Output the lines that follow exactly as they are.

——————————

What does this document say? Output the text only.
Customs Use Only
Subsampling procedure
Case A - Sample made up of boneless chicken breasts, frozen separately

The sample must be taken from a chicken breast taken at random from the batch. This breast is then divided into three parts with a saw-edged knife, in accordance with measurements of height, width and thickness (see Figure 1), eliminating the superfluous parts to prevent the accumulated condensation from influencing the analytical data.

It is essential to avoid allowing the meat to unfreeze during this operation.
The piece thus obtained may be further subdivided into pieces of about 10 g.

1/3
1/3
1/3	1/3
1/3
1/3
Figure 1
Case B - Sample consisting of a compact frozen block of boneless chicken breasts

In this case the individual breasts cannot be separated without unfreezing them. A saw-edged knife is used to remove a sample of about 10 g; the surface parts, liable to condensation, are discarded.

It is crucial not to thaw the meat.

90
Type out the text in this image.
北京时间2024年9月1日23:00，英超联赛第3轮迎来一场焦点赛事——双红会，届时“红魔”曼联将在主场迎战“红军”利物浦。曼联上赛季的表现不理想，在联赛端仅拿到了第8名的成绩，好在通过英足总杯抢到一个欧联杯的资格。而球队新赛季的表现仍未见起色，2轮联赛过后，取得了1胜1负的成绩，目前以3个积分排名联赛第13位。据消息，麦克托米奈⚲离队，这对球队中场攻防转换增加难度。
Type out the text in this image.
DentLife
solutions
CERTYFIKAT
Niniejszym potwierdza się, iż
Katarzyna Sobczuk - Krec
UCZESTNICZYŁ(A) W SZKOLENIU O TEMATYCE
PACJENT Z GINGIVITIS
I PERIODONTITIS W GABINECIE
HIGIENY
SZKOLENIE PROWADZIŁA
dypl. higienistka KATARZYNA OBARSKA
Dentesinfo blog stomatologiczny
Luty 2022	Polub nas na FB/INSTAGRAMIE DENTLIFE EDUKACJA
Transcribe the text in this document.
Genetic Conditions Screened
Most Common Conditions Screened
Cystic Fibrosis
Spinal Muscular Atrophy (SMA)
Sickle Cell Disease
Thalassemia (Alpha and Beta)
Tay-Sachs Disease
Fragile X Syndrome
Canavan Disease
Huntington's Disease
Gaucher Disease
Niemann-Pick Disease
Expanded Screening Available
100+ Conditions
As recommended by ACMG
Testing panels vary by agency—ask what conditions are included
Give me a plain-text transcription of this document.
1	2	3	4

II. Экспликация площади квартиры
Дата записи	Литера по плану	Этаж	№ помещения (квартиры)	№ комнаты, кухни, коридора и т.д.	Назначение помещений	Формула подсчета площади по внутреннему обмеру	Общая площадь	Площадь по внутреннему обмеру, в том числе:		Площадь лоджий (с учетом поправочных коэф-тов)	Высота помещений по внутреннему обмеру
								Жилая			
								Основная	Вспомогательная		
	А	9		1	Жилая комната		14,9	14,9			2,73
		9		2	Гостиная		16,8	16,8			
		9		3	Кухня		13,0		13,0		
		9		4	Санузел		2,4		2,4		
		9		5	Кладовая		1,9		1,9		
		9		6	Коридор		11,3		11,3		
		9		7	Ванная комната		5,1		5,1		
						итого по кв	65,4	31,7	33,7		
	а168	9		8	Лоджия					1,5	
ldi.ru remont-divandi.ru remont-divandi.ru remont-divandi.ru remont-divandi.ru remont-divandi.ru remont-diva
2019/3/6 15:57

——————————

▶ **Full answer**
What does this document say? Output the text only.
Customs Use Only
Subsampling procedure
Case A - Sample made up of boneless chicken breasts, frozen separately

The sample must be taken from a chicken breast taken at random from the batch. This breast is then divided into three parts with a saw-edged knife, in accordance with measurements of height, width and thickness (see Figure 1), eliminating the superfluous parts to prevent the accumulated condensation from influencing the analytical data.

It is essential to avoid allowing the meat to unfreeze during this operation.
The piece thus obtained may be further subdivided into pieces of about 10 g.

1/3
1/3
1/3	1/3
1/3
1/3
Figure 1
Case B - Sample consisting of a compact frozen block of boneless chicken breasts

In this case the individual breasts cannot be separated without unfreezing them. A saw-edged knife is used to remove a sample of about 10 g; the surface parts, liable to condensation, are discarded.

It is crucial not to thaw the meat.

90
Type out the text in this image.
北京时间2024年9月1日23:00，英超联赛第3轮迎来一场焦点赛事——双红会，届时“红魔”曼联将在主场迎战“红军”利物浦。曼联上赛季的表现不理想，在联赛端仅拿到了第8名的成绩，好在通过英足总杯抢到一个欧联杯的资格。而球队新赛季的表现仍未见起色，2轮联赛过后，取得了1胜1负的成绩，目前以3个积分排名联赛第13位。据消息，麦克托米奈⚲离队，这对球队中场攻防转换增加难度。
Type out the text in this image.
DentLife
solutions
CERTYFIKAT
Niniejszym potwierdza się, iż
Katarzyna Sobczuk - Krec
UCZESTNICZYŁ(A) W SZKOLENIU O TEMATYCE
PACJENT Z GINGIVITIS
I PERIODONTITIS W GABINECIE
HIGIENY
SZKOLENIE PROWADZIŁA
dypl. higienistka KATARZYNA OBARSKA
Dentesinfo blog stomatologiczny
Luty 2022	Polub nas na FB/INSTAGRAMIE DENTLIFE EDUKACJA
Transcribe the text in this document.
Genetic Conditions Screened
Most Common Conditions Screened
Cystic Fibrosis
Spinal Muscular Atrophy (SMA)
Sickle Cell Disease
Thalassemia (Alpha and Beta)
Tay-Sachs Disease
Fragile X Syndrome
Canavan Disease
Huntington's Disease
Gaucher Disease
Niemann-Pick Disease
Expanded Screening Available
100+ Conditions
As recommended by ACMG
Testing panels vary by agency—ask what conditions are included
Give me a plain-text transcription of this document.
1	2	3	4

II. Экспликация площади квартиры
Дата записи	Литера по плану	Этаж	№ помещения (квартиры)	№ комнаты, кухни, коридора и т.д.	Назначение помещений	Формула подсчета площади по внутреннему обмеру	Общая площадь	Площадь по внутреннему обмеру, в том числе:		Площадь лоджий (с учетом поправочных коэф-тов)	Высота помещений по внутреннему обмеру
								Жилая			
								Основная	Вспомогательная		
	А	9		1	Жилая комната		14,9	14,9			2,73
		9		2	Гостиная		16,8	16,8			
		9		3	Кухня		13,0		13,0		
		9		4	Санузел		2,4		2,4		
		9		5	Кладовая		1,9		1,9		
		9		6	Коридор		11,3		11,3		
		9		7	Ванная комната		5,1		5,1		
						итого по кв	65,4	31,7	33,7		
	а168	9		8	Лоджия					1,5	
ldi.ru remont-divandi.ru remont-divandi.ru remont-divandi.ru remont-divandi.ru remont-divandi.ru remont-diva
2019/3/6 15:57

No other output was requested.